- Exercise directions -
Copy all of the records below verbatim.
···
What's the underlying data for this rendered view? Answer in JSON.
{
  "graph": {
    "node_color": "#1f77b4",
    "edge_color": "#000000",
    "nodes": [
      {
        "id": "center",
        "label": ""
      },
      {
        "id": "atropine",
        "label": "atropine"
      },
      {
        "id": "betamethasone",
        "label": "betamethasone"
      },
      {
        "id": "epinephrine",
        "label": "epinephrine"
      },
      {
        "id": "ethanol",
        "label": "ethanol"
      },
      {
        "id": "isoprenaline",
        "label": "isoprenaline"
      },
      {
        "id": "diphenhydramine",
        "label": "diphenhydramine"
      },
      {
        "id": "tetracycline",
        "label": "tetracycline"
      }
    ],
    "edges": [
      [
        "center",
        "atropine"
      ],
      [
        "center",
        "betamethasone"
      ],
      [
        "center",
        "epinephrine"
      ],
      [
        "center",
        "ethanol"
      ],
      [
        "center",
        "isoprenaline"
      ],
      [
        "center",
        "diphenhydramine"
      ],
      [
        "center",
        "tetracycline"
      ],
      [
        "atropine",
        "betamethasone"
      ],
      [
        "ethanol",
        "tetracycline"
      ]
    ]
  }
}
···
- Solution -
What's the underlying data for this rendered view? Answer in JSON.
{
  "graph": {
    "node_color": "#1f77b4",
    "edge_color": "#000000",
    "nodes": [
      {
        "id": "center",
        "label": ""
      },
      {
        "id": "atropine",
        "label": "atropine"
      },
      {
        "id": "betamethasone",
        "label": "betamethasone"
      },
      {
        "id": "epinephrine",
        "label": "epinephrine"
      },
      {
        "id": "ethanol",
        "label": "ethanol"
      },
      {
        "id": "isoprenaline",
        "label": "isoprenaline"
      },
      {
        "id": "diphenhydramine",
        "label": "diphenhydramine"
      },
      {
        "id": "tetracycline",
        "label": "tetracycline"
      }
    ],
    "edges": [
      [
        "center",
        "atropine"
      ],
      [
        "center",
        "betamethasone"
      ],
      [
        "center",
        "epinephrine"
      ],
      [
        "center",
        "ethanol"
      ],
      [
        "center",
        "isoprenaline"
      ],
      [
        "center",
        "diphenhydramine"
      ],
      [
        "center",
        "tetracycline"
      ],
      [
        "atropine",
        "betamethasone"
      ],
      [
        "ethanol",
        "tetracycline"
      ]
    ]
  }
}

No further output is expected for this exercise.